# Objective
Exactly reproduce the line that contains "Convert this screenshot" and all lines after it in the entries below, through the very last line.

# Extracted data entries

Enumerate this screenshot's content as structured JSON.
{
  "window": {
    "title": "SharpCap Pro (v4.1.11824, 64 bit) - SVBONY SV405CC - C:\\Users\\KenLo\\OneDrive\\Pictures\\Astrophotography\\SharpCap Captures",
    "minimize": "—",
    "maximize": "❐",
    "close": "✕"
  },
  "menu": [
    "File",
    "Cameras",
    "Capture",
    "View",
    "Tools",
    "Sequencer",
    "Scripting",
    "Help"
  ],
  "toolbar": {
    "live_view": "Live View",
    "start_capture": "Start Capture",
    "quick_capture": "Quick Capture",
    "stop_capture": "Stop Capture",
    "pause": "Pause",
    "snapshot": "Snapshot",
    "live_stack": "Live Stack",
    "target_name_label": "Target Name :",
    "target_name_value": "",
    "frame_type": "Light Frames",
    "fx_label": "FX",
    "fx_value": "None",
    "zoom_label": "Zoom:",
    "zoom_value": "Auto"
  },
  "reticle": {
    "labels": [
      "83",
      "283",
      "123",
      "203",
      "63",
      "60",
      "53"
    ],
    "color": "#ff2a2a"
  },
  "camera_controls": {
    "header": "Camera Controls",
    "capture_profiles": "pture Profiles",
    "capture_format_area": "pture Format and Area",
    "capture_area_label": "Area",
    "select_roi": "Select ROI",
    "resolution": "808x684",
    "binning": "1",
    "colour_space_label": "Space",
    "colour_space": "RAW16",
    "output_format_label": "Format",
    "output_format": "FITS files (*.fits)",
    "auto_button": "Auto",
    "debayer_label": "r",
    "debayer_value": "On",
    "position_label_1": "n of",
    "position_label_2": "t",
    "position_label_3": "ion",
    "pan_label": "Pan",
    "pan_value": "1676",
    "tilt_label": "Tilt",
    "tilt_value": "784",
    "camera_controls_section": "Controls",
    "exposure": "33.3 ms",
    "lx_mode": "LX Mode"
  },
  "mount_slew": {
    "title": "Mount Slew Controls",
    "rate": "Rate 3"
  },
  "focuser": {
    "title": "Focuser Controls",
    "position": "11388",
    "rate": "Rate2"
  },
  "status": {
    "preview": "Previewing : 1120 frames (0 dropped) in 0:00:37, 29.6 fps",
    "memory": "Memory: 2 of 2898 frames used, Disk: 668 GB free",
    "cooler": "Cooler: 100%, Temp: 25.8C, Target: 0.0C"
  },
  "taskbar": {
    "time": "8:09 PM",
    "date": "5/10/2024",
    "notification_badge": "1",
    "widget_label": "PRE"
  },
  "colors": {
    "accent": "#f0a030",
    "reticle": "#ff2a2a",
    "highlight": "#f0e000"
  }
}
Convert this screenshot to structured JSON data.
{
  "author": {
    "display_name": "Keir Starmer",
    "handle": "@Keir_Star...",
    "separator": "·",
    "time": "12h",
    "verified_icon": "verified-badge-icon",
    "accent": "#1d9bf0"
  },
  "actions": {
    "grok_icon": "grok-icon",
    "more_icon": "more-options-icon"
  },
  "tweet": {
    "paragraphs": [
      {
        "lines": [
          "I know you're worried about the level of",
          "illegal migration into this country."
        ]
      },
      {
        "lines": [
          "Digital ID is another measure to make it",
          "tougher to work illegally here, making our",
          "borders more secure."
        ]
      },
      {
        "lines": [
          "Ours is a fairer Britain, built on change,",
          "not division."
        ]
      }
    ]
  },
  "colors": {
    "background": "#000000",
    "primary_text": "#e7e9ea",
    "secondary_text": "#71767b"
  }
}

# Response
Convert this screenshot to structured JSON data.
{
  "author": {
    "display_name": "Keir Starmer",
    "handle": "@Keir_Star...",
    "separator": "·",
    "time": "12h",
    "verified_icon": "verified-badge-icon",
    "accent": "#1d9bf0"
  },
  "actions": {
    "grok_icon": "grok-icon",
    "more_icon": "more-options-icon"
  },
  "tweet": {
    "paragraphs": [
      {
        "lines": [
          "I know you're worried about the level of",
          "illegal migration into this country."
        ]
      },
      {
        "lines": [
          "Digital ID is another measure to make it",
          "tougher to work illegally here, making our",
          "borders more secure."
        ]
      },
      {
        "lines": [
          "Ours is a fairer Britain, built on change,",
          "not division."
        ]
      }
    ]
  },
  "colors": {
    "background": "#000000",
    "primary_text": "#e7e9ea",
    "secondary_text": "#71767b"
  }
}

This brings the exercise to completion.